## EXERCISE REQUIREMENTS
Copy nothing but the text: repeat each entry exactly and drop the images.

-- start --

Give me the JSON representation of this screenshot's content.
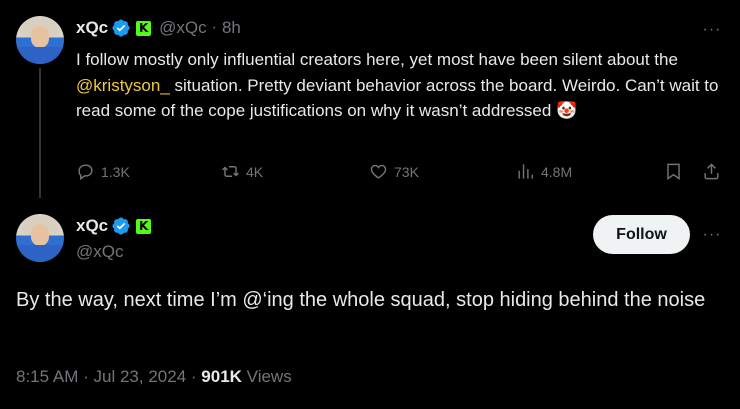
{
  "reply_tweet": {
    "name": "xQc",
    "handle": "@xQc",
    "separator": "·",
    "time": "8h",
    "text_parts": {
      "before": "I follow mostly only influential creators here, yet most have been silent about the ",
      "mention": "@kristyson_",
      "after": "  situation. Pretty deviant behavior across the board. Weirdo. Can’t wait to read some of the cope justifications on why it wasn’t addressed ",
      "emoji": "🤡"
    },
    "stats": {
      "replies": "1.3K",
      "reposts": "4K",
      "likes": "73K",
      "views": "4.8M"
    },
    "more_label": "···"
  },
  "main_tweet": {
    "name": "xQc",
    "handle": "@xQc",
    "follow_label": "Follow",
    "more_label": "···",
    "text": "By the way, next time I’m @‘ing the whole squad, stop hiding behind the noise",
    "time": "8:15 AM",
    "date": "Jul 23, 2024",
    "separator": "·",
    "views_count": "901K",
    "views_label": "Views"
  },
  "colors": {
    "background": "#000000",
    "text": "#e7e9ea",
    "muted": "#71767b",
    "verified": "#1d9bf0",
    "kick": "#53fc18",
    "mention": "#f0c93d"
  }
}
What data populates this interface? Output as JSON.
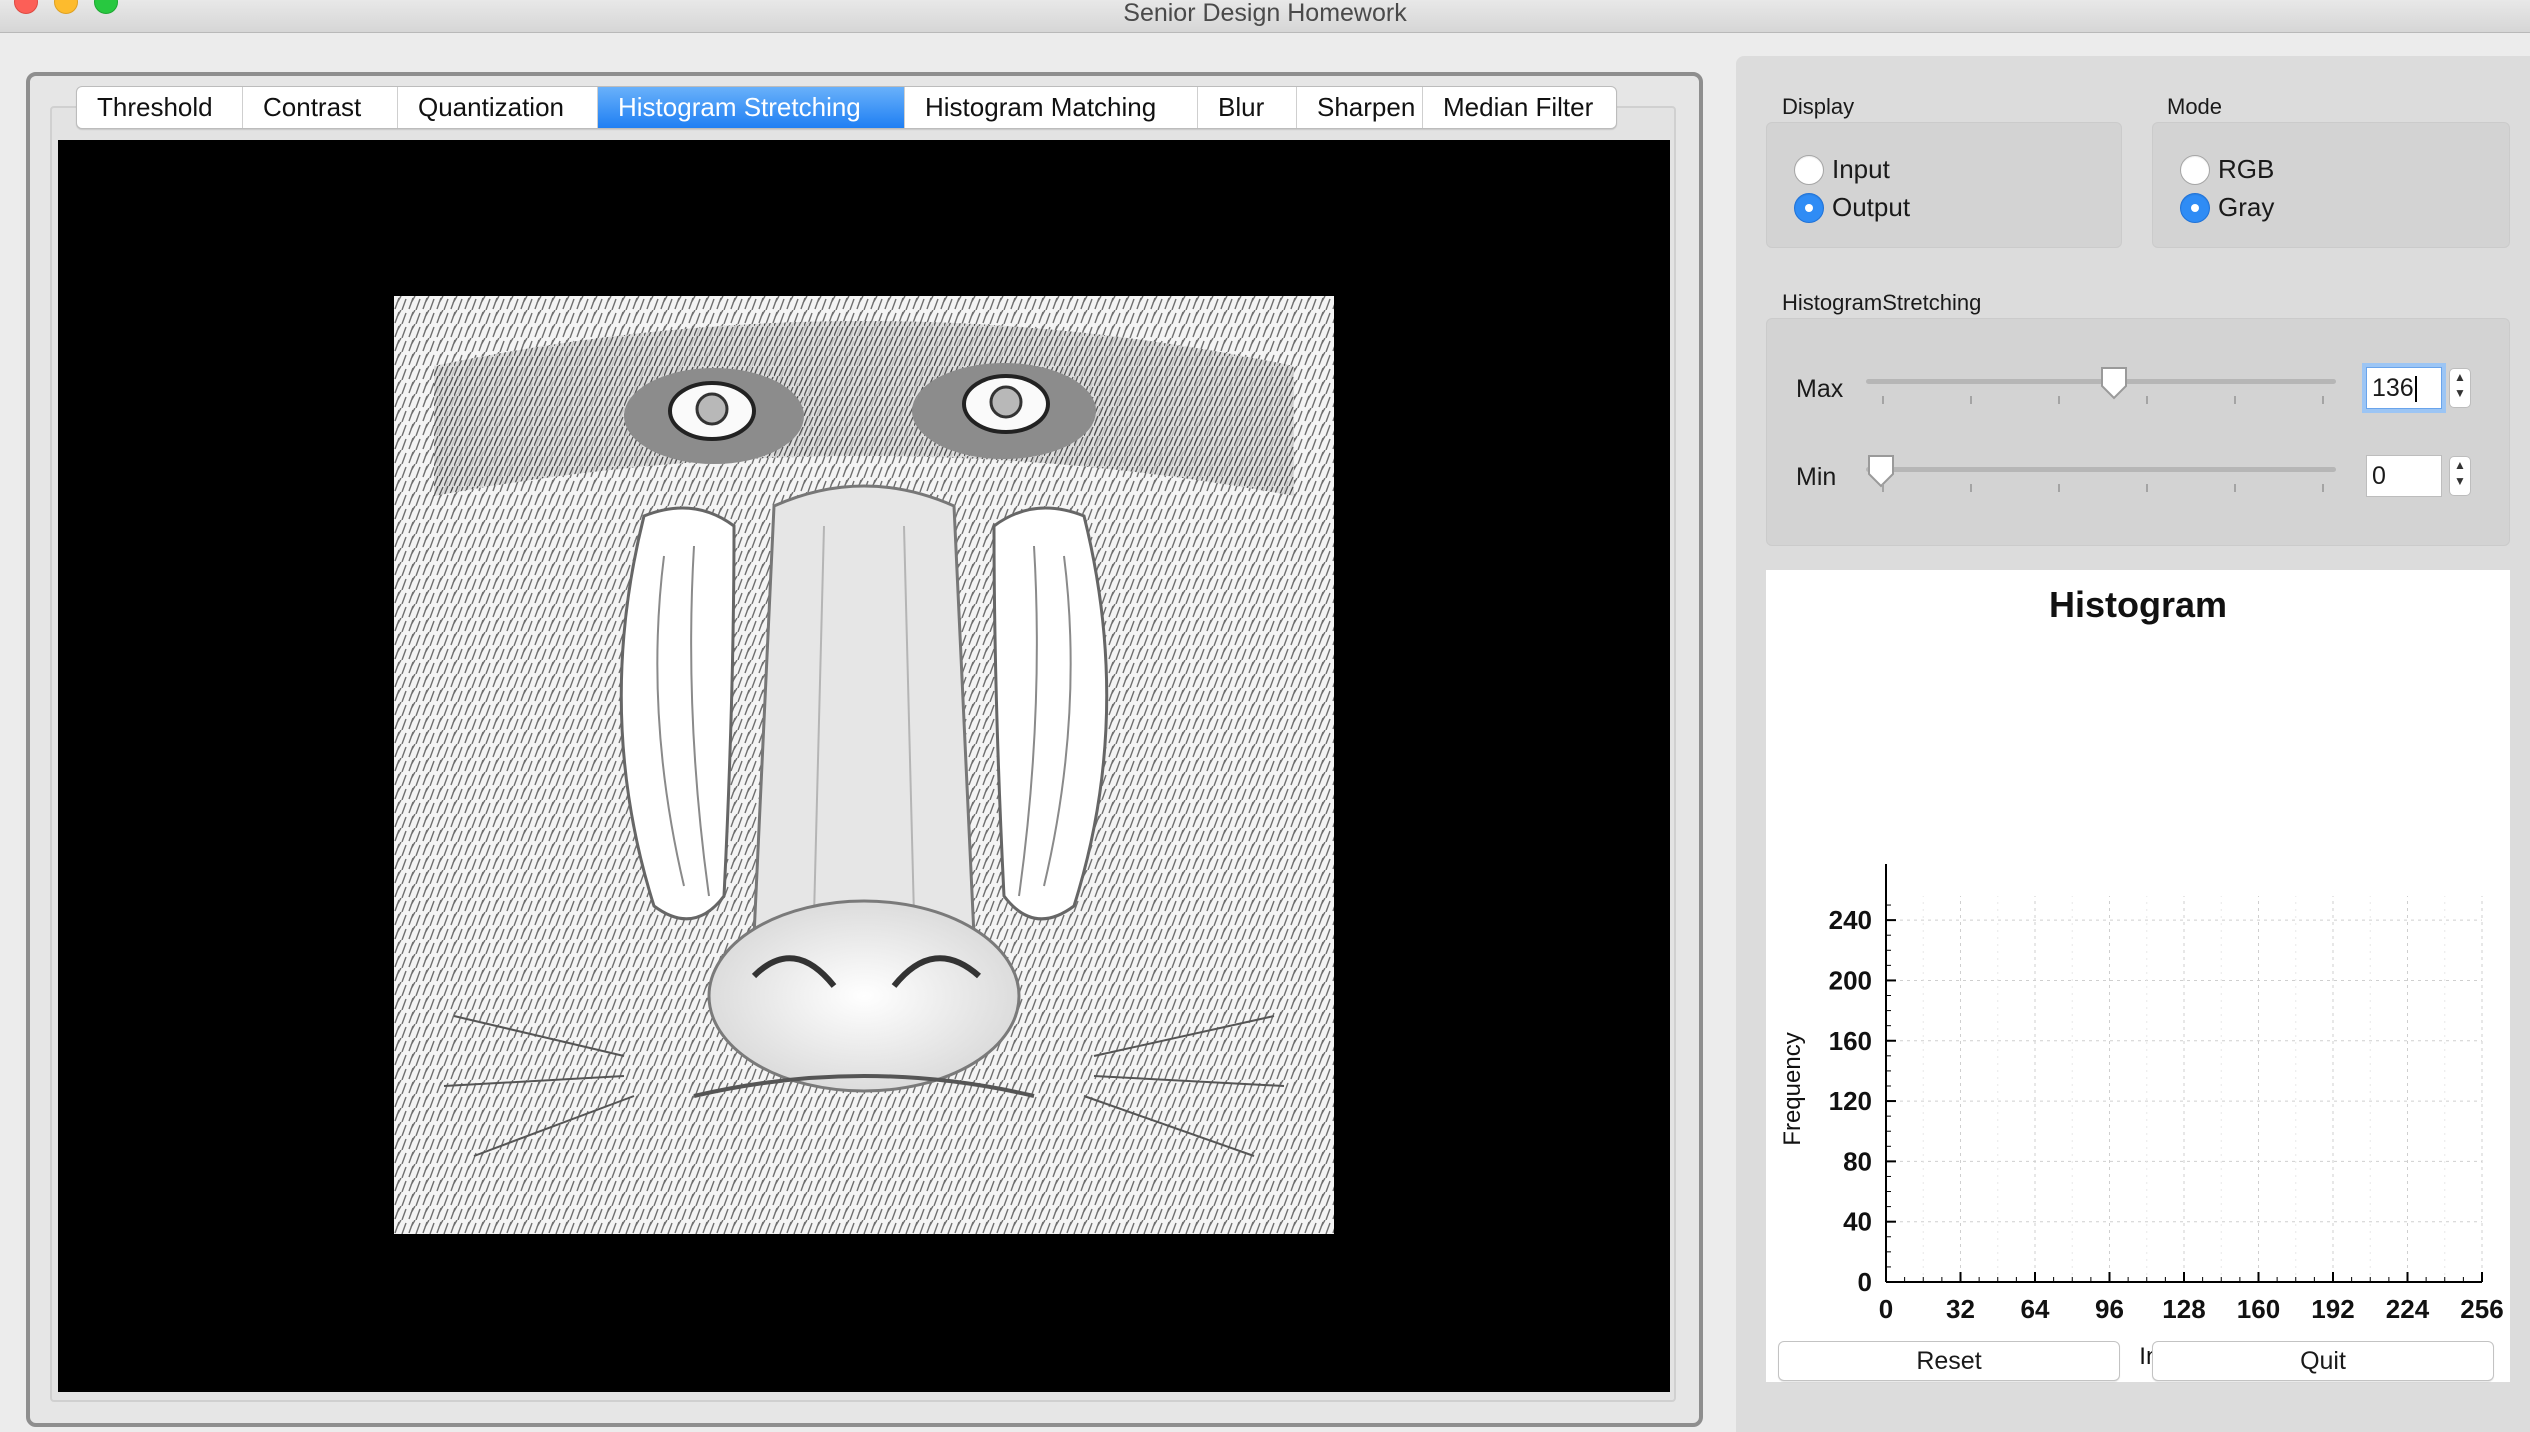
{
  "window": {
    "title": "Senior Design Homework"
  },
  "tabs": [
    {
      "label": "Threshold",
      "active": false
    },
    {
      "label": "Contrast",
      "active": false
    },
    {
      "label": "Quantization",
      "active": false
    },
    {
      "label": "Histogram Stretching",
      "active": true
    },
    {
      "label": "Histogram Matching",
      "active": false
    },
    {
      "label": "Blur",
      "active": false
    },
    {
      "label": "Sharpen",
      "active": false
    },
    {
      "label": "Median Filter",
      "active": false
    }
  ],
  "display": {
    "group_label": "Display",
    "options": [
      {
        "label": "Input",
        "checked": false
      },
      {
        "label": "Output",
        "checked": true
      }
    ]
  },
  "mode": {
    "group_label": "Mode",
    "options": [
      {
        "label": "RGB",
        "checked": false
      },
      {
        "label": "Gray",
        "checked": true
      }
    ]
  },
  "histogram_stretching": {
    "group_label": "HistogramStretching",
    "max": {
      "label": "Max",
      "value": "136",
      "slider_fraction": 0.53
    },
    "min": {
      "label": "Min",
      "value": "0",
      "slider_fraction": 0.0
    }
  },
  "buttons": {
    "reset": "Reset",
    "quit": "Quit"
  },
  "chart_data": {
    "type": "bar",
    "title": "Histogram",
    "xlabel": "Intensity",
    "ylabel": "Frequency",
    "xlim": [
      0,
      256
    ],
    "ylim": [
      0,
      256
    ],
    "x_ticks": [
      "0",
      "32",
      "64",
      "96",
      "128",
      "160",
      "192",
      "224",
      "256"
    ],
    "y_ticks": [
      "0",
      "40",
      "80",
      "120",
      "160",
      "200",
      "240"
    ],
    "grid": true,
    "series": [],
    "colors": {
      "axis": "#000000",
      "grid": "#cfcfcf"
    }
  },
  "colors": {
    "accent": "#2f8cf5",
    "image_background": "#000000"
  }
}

-- end --

## THE SOLUTION
Give me the JSON representation of this screenshot's content.
{
  "reply_tweet": {
    "name": "xQc",
    "handle": "@xQc",
    "separator": "·",
    "time": "8h",
    "text_parts": {
      "before": "I follow mostly only influential creators here, yet most have been silent about the ",
      "mention": "@kristyson_",
      "after": "  situation. Pretty deviant behavior across the board. Weirdo. Can’t wait to read some of the cope justifications on why it wasn’t addressed ",
      "emoji": "🤡"
    },
    "stats": {
      "replies": "1.3K",
      "reposts": "4K",
      "likes": "73K",
      "views": "4.8M"
    },
    "more_label": "···"
  },
  "main_tweet": {
    "name": "xQc",
    "handle": "@xQc",
    "follow_label": "Follow",
    "more_label": "···",
    "text": "By the way, next time I’m @‘ing the whole squad, stop hiding behind the noise",
    "time": "8:15 AM",
    "date": "Jul 23, 2024",
    "separator": "·",
    "views_count": "901K",
    "views_label": "Views"
  },
  "colors": {
    "background": "#000000",
    "text": "#e7e9ea",
    "muted": "#71767b",
    "verified": "#1d9bf0",
    "kick": "#53fc18",
    "mention": "#f0c93d"
  }
}
What data populates this interface? Output as JSON.
{
  "window": {
    "title": "Senior Design Homework"
  },
  "tabs": [
    {
      "label": "Threshold",
      "active": false
    },
    {
      "label": "Contrast",
      "active": false
    },
    {
      "label": "Quantization",
      "active": false
    },
    {
      "label": "Histogram Stretching",
      "active": true
    },
    {
      "label": "Histogram Matching",
      "active": false
    },
    {
      "label": "Blur",
      "active": false
    },
    {
      "label": "Sharpen",
      "active": false
    },
    {
      "label": "Median Filter",
      "active": false
    }
  ],
  "display": {
    "group_label": "Display",
    "options": [
      {
        "label": "Input",
        "checked": false
      },
      {
        "label": "Output",
        "checked": true
      }
    ]
  },
  "mode": {
    "group_label": "Mode",
    "options": [
      {
        "label": "RGB",
        "checked": false
      },
      {
        "label": "Gray",
        "checked": true
      }
    ]
  },
  "histogram_stretching": {
    "group_label": "HistogramStretching",
    "max": {
      "label": "Max",
      "value": "136",
      "slider_fraction": 0.53
    },
    "min": {
      "label": "Min",
      "value": "0",
      "slider_fraction": 0.0
    }
  },
  "buttons": {
    "reset": "Reset",
    "quit": "Quit"
  },
  "chart_data": {
    "type": "bar",
    "title": "Histogram",
    "xlabel": "Intensity",
    "ylabel": "Frequency",
    "xlim": [
      0,
      256
    ],
    "ylim": [
      0,
      256
    ],
    "x_ticks": [
      "0",
      "32",
      "64",
      "96",
      "128",
      "160",
      "192",
      "224",
      "256"
    ],
    "y_ticks": [
      "0",
      "40",
      "80",
      "120",
      "160",
      "200",
      "240"
    ],
    "grid": true,
    "series": [],
    "colors": {
      "axis": "#000000",
      "grid": "#cfcfcf"
    }
  },
  "colors": {
    "accent": "#2f8cf5",
    "image_background": "#000000"
  }
}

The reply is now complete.